┏━━

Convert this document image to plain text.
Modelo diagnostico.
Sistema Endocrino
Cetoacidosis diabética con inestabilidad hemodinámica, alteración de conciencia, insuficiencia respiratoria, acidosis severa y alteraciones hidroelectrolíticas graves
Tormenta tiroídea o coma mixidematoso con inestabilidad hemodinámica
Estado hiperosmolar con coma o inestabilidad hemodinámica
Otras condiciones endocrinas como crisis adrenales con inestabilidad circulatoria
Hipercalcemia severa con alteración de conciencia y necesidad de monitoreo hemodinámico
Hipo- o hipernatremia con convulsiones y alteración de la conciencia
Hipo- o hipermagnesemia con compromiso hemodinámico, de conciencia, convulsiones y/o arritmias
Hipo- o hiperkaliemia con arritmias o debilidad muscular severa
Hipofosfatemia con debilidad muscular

┗━━

→ Goal
Count every line in the data where the string "hemodinámico" occurs. Give nothing except the number.

→ Written solution
2